Dataset excerpt:
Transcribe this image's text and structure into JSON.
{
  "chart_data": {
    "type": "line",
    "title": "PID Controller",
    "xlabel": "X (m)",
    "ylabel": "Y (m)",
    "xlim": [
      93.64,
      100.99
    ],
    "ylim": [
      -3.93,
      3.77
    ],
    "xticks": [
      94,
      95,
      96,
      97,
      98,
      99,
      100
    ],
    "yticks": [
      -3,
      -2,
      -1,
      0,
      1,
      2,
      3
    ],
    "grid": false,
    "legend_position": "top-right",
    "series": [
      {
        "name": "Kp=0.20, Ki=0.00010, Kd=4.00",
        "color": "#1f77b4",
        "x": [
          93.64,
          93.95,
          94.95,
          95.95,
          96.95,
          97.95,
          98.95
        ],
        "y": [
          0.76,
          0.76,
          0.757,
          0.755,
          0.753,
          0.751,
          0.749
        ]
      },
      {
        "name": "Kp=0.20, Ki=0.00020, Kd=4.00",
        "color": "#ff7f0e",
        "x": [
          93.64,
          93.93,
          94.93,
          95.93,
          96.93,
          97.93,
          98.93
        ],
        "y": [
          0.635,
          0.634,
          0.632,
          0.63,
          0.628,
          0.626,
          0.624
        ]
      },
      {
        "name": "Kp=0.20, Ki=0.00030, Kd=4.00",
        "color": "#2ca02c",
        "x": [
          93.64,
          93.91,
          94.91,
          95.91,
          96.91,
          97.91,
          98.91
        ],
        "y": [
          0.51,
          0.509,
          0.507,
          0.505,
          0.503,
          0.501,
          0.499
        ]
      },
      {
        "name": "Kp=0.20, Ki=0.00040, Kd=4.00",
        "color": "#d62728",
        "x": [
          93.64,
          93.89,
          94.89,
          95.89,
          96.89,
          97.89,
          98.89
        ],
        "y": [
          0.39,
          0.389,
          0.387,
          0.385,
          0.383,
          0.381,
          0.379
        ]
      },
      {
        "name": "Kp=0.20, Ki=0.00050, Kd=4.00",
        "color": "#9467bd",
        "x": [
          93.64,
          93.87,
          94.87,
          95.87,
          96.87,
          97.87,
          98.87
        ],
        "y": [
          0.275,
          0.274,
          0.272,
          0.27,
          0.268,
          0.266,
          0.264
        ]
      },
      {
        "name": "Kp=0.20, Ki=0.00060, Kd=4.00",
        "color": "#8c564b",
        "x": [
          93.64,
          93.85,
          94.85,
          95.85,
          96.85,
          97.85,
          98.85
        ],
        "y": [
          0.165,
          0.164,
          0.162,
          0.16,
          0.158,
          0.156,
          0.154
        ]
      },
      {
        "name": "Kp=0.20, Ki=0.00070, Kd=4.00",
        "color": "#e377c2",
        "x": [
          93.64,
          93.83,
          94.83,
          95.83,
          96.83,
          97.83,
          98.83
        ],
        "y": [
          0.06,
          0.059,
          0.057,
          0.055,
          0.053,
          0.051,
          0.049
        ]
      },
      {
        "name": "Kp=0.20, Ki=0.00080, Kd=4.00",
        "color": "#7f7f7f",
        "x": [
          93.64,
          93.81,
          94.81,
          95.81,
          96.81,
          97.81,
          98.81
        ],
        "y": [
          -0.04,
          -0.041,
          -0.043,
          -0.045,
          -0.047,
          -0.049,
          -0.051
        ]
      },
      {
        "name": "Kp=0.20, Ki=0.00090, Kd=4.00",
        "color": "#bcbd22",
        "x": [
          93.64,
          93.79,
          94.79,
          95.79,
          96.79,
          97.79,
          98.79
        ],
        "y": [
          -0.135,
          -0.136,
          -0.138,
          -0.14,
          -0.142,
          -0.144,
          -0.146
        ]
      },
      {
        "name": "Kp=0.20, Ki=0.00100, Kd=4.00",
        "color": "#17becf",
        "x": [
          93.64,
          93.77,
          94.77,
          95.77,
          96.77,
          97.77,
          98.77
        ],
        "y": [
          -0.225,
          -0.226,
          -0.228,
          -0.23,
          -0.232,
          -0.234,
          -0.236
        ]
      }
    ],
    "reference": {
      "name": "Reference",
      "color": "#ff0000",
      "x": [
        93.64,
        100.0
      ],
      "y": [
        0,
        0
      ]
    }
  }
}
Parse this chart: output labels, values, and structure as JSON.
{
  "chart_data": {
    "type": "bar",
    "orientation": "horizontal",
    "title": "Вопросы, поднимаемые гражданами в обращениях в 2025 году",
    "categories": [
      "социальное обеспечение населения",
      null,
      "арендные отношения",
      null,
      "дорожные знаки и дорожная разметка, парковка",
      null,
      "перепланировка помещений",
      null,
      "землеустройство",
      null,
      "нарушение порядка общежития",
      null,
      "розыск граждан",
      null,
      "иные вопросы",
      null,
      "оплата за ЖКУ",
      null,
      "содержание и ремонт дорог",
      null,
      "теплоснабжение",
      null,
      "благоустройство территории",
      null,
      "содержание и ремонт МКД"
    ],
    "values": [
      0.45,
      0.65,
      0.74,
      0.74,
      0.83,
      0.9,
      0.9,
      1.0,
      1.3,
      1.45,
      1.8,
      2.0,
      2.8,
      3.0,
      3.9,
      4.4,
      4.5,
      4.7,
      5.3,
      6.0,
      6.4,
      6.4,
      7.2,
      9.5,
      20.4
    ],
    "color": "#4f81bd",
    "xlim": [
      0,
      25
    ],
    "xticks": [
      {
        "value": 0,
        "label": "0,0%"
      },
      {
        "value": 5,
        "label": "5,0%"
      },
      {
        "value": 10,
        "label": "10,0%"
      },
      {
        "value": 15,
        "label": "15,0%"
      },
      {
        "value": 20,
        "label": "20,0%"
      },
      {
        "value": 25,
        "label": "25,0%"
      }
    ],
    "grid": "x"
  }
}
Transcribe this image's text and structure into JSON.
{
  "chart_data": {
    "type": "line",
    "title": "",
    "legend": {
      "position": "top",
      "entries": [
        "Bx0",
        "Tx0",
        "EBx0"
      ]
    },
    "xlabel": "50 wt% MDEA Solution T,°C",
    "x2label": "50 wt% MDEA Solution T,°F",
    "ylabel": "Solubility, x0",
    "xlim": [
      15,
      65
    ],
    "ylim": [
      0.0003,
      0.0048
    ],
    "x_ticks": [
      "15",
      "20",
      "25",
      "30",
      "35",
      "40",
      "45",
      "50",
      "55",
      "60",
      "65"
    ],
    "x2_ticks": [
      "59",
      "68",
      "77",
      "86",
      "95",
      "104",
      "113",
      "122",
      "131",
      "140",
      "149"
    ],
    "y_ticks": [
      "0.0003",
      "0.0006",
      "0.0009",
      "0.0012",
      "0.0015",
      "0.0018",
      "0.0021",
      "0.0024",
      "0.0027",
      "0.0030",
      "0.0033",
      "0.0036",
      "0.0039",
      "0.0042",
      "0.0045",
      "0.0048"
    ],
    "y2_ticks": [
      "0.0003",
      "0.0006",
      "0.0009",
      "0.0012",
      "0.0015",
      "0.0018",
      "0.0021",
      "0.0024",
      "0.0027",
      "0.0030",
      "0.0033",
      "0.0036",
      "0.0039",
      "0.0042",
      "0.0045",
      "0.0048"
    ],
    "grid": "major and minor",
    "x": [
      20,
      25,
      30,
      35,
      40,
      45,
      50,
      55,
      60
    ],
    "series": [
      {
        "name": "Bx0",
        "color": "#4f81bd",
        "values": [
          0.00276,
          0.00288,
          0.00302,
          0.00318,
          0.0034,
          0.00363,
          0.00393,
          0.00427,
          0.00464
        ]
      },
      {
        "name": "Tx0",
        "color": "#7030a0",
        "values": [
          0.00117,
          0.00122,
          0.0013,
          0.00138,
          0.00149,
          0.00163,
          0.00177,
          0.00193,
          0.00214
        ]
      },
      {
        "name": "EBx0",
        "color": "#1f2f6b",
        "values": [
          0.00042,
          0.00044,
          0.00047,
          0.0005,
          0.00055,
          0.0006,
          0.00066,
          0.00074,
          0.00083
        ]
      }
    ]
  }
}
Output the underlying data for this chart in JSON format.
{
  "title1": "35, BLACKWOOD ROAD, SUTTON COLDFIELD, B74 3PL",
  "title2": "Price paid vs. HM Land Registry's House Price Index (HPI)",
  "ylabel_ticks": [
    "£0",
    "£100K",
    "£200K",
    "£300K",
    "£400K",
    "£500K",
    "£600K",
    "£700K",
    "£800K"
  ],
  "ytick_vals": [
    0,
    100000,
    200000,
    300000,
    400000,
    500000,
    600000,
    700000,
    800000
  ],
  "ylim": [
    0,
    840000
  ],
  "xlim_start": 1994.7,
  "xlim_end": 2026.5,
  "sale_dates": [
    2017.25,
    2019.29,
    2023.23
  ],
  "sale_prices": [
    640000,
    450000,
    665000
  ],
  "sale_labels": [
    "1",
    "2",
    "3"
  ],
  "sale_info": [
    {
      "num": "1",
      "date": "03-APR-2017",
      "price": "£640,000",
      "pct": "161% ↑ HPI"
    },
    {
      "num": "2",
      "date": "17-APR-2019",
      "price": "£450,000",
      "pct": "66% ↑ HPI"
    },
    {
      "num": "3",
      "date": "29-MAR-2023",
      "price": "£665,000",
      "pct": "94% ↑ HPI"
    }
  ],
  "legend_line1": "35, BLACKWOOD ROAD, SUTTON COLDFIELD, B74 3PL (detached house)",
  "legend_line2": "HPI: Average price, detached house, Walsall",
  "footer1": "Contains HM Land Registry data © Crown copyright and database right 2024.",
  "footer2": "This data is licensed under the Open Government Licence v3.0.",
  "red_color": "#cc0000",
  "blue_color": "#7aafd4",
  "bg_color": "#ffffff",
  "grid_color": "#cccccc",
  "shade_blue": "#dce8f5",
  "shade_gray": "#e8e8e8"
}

Challenge. List all lines above in which the string "right" appears.

Exercise response.
    "legend_position": "top-right",
  "footer1": "Contains HM Land Registry data © Crown copyright and database right 2024.",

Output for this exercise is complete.